* [TASK] Look through the data below. Pick out the lines holding the string "CONTROLS".

* Begin *

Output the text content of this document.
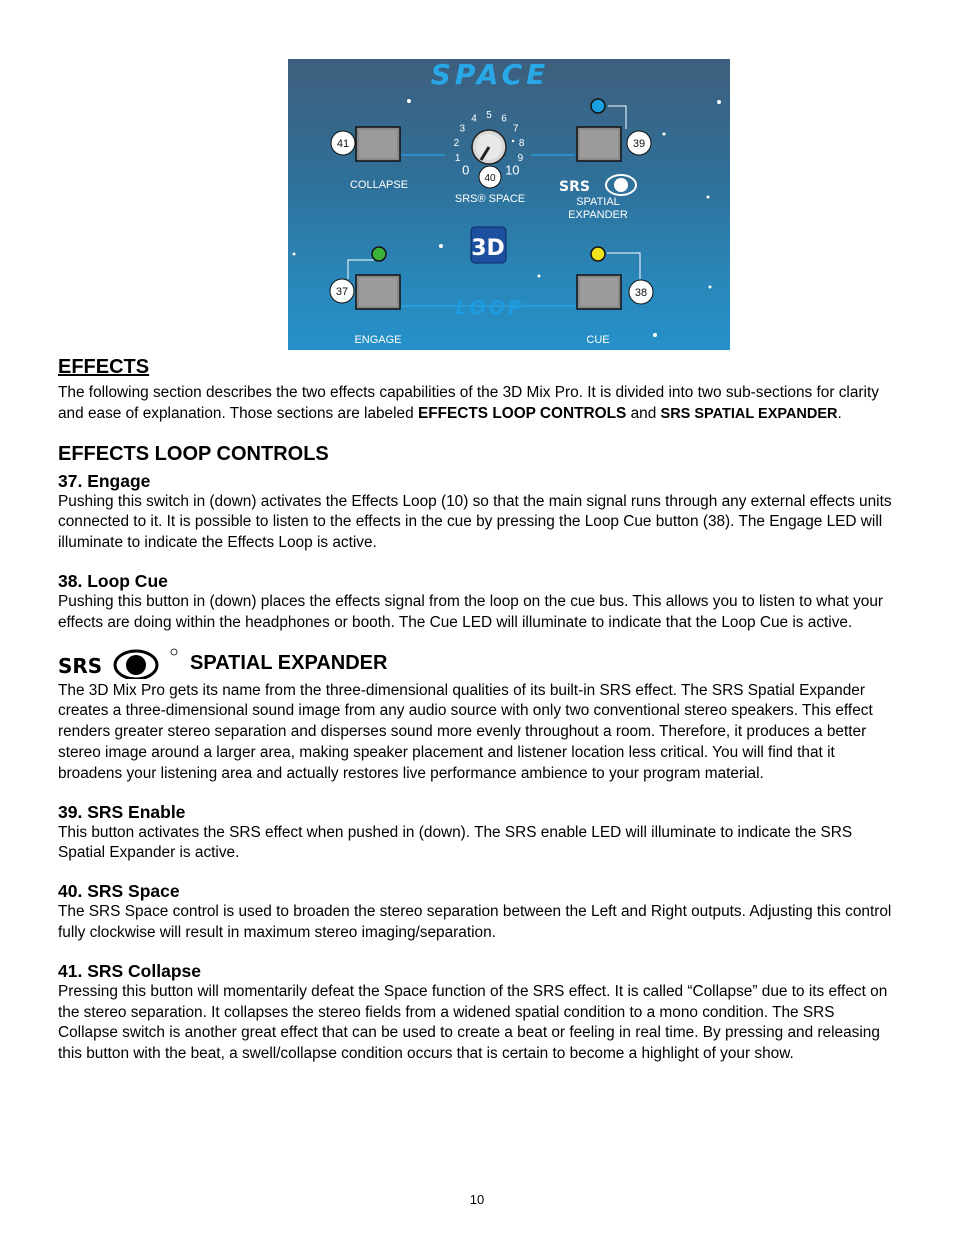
SPACE
0
1
2
3
4 5 6
7
8
9
10
41	39
40
37	38
3D
SRS
LOOP
COLLAPSE
SRS® SPACE	SPATIAL
EXPANDER
ENGAGE	CUE
EFFECTS

The following section describes the two effects capabilities of the 3D Mix Pro. It is divided into two sub-sections for clarity and ease of explanation. Those sections are labeled EFFECTS LOOP CONTROLS and SRS SPATIAL EXPANDER.

EFFECTS LOOP CONTROLS
37. Engage

Pushing this switch in (down) activates the Effects Loop (10) so that the main signal runs through any external effects units connected to it. It is possible to listen to the effects in the cue by pressing the Loop Cue button (38). The Engage LED will illuminate to indicate the Effects Loop is active.

38. Loop Cue

Pushing this button in (down) places the effects signal from the loop on the cue bus. This allows you to listen to what your effects are doing within the headphones or booth. The Cue LED will illuminate to indicate that the Loop Cue is active.

SRS	SPATIAL EXPANDER

The 3D Mix Pro gets its name from the three-dimensional qualities of its built-in SRS effect. The SRS Spatial Expander creates a three-dimensional sound image from any audio source with only two conventional stereo speakers. This effect renders greater stereo separation and disperses sound more evenly throughout a room. Therefore, it produces a better stereo image around a larger area, making speaker placement and listener location less critical. You will find that it broadens your listening area and actually restores live performance ambience to your program material.

39. SRS Enable

This button activates the SRS effect when pushed in (down). The SRS enable LED will illuminate to indicate the SRS Spatial Expander is active.

40. SRS Space

The SRS Space control is used to broaden the stereo separation between the Left and Right outputs. Adjusting this control fully clockwise will result in maximum stereo imaging/separation.

41. SRS Collapse

Pressing this button will momentarily defeat the Space function of the SRS effect. It is called “Collapse” due to its effect on the stereo separation. It collapses the stereo fields from a widened spatial condition to a mono condition. The SRS Collapse switch is another great effect that can be used to create a beat or feeling in real time. By pressing and releasing this button with the beat, a swell/collapse condition occurs that is certain to become a highlight of your show.

10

* End *

* [COMPLETE OUTPUT]
The following section describes the two effects capabilities of the 3D Mix Pro. It is divided into two sub-sections for clarity and ease of explanation. Those sections are labeled EFFECTS LOOP CONTROLS and SRS SPATIAL EXPANDER.
EFFECTS LOOP CONTROLS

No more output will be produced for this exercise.